## [Teks Pilihan]
========

Bagikan:

JAKARTA - Beberapa waktu lalu, Menteri Komunikasi dan Informatika Budi Arie Setiadi mengatakan akan membuat Dewan Media Sosial (DMS), yang bertujuan untuk mengawasi konten-konten di platform media sosial.

Menanggapi rencana tersebut, Southeast Asia Freedom of Expression Network (SAFEnet) menilai bahwa pembahasan seputar DMS ini harus dilakukan secara berhati-hati. Mereka juga menjelaskan beberapa kekhawatiran terhadap rencana pembentukan DMS.

Menurut SafeNet, rencana pembentukkan DMS setelah revisi kedua UU ITE ini dinilai sudah kehilangan konteks. Karena saat usulan awal sebelum revisi kedua UU ITE, SAFEnet mengusulkan DMS sebagai lembaga independen baru yang berisi berbagai pemangku kepentingan dan berfungsi menggantikan peran Kominfo dalam melakukan moderasi konten. 

Dengan demikian, SafeNet menilai hal tersebut justru memenggal substansi dari usulan awal sehingga wewenang moderasi konten sepenuhnya berada di tangan Kominfo sebagai representasi negara.

Selanjutnya, mereka juga menyebutkan bahwa DMS harus independen, terbebas dari pengaruh pemerintah maupun perusahaan media sosial. Menurutnya, kontrol Kominfo atas DMS akan menimbulkan penyensoran dan memperparah kerusakan demokrasi dan kebebasan sipil di ruang digital.

========

## [Daftar Tugas]
A) Kutip bagian teks tentang Dewan Media Sosial mulai dari "Menurut SafeNet, rencana" sampai "sebagai representasi negara.".
B) Lanjutkan teks tentang rencana Dewan Media Sosial setelah kalimat terakhirnya.
Baris-baris berikut tidak diperlukan.

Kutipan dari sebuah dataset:
========

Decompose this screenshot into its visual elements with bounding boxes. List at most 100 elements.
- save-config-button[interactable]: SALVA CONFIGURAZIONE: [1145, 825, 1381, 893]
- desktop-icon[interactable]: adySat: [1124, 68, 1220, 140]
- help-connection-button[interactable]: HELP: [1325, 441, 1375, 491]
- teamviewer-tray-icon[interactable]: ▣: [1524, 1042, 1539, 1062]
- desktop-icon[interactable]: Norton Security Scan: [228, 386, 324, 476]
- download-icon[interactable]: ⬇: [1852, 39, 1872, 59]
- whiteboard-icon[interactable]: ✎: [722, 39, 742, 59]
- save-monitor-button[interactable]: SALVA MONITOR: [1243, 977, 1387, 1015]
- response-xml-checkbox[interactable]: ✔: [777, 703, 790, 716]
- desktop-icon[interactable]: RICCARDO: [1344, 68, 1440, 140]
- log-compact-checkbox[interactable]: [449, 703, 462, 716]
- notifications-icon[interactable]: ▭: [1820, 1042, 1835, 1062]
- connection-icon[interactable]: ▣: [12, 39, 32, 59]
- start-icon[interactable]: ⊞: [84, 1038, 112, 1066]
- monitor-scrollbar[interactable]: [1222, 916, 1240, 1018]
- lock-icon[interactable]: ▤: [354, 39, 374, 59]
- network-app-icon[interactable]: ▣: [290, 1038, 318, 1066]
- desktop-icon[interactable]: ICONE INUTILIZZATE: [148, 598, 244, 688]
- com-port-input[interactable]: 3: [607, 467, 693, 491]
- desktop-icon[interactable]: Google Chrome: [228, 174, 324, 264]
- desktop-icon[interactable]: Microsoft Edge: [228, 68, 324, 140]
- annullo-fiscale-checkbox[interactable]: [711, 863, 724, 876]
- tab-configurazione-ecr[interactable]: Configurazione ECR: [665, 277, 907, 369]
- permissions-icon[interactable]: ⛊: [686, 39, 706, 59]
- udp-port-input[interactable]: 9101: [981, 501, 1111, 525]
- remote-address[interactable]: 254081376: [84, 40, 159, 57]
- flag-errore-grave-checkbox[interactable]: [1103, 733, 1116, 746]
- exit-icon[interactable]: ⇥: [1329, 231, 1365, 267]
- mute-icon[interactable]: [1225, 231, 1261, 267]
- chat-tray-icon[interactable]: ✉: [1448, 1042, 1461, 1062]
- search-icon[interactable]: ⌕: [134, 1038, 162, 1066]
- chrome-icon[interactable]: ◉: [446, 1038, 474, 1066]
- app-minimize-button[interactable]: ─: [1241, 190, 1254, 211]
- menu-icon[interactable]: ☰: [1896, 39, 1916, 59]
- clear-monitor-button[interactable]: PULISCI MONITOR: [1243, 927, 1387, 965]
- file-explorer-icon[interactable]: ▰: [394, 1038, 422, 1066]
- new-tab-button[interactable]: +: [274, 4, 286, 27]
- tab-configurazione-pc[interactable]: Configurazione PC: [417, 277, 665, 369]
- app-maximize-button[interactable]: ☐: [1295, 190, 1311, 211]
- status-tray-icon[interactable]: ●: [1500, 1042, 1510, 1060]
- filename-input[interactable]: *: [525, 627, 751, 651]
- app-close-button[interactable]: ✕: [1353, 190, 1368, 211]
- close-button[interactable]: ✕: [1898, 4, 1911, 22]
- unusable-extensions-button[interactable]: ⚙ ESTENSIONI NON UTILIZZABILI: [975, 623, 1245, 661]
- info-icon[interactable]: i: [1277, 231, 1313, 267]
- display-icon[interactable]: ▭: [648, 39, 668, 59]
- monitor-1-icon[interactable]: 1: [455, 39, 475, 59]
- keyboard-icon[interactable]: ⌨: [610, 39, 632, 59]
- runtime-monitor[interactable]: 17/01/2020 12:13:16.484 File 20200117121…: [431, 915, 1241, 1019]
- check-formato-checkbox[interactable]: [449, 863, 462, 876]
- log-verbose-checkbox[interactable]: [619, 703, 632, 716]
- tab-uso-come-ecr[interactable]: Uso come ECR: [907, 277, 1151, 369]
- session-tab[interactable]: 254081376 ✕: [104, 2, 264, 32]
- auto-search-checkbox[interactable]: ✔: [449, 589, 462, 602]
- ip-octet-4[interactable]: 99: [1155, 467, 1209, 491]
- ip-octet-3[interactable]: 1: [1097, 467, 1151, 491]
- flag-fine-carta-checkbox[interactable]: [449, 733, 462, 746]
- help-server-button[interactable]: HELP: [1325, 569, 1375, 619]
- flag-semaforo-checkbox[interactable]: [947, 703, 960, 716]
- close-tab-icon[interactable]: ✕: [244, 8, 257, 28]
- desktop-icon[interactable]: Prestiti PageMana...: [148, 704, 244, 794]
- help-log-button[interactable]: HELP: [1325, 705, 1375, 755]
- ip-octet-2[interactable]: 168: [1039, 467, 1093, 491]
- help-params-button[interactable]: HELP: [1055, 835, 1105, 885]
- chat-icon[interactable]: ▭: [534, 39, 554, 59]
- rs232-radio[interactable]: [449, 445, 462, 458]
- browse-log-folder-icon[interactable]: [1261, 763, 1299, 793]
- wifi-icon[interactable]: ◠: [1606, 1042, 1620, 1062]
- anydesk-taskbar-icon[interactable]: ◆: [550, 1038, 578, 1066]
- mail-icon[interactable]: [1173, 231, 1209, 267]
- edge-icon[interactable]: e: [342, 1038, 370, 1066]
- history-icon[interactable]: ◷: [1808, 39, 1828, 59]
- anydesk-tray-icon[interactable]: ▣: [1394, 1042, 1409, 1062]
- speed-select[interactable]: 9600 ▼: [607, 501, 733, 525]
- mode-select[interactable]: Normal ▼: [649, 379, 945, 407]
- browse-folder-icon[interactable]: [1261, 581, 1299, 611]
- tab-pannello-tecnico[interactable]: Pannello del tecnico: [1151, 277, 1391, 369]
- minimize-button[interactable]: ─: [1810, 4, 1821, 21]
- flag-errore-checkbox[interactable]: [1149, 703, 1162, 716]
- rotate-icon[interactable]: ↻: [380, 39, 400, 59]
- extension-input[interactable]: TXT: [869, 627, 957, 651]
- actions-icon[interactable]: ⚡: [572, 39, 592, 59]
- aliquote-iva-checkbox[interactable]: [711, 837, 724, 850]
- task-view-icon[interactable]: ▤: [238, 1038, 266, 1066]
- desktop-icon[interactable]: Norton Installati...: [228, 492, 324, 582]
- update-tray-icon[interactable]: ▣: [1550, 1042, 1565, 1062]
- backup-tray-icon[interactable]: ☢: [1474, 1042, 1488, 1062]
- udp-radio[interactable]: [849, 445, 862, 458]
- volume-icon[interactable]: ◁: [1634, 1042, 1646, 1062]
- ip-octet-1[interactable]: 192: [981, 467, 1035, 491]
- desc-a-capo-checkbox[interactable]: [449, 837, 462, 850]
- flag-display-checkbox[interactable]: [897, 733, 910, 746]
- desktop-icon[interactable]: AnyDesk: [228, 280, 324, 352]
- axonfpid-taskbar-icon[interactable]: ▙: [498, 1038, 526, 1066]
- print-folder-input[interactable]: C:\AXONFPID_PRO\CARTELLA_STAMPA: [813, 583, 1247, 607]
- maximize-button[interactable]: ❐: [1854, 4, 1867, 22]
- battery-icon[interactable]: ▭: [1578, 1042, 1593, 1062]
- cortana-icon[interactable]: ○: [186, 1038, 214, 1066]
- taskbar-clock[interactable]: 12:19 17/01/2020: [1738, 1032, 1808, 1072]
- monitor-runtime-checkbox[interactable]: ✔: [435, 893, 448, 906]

========

## [Bagian Jawaban]
A)
Menurut SafeNet, rencana pembentukkan DMS setelah revisi kedua UU ITE ini dinilai sudah kehilangan konteks. Karena saat usulan awal sebelum revisi kedua UU ITE, SAFEnet mengusulkan DMS sebagai lembaga independen baru yang berisi berbagai pemangku kepentingan dan berfungsi menggantikan peran Kominfo dalam melakukan moderasi konten. 

Dengan demikian, SafeNet menilai hal tersebut justru memenggal substansi dari usulan awal sehingga wewenang moderasi konten sepenuhnya berada di tangan Kominfo sebagai representasi negara.

B)
"Di bawah Kominfo, terdapat potensi konflik kepentingan yang sangat besar, sehingga DMS dapat dimanfaatkan sebagai alat represi digital yang baru," kata SAFEnet dalam pernyataan resminya.

Terakhir, hal yang paling mengkhawatirkan adalah Kominfo memaknai DMS sebagai pengawas konten-konten di media sosial. SAFEnet menilai, praktik pengawasan tidak dapat dibenarkan karena dapat memicu swasensor oleh perusahaan maupun pengguna media sosial. 

Berdasarkan pertimbangan di atas, SAFEnet mendesak Kementerian Komunikasi dan Informatika untuk:

  1. Meninjau ulang rencana pembentukan dewan media sosial yang berkedudukan di bawah badan eksekutif,
  2. Melibatkan organisasi masyarakat sipil yang bergerak di bidang hak asasi manusia dalam proses perencanaan dewan media sosial.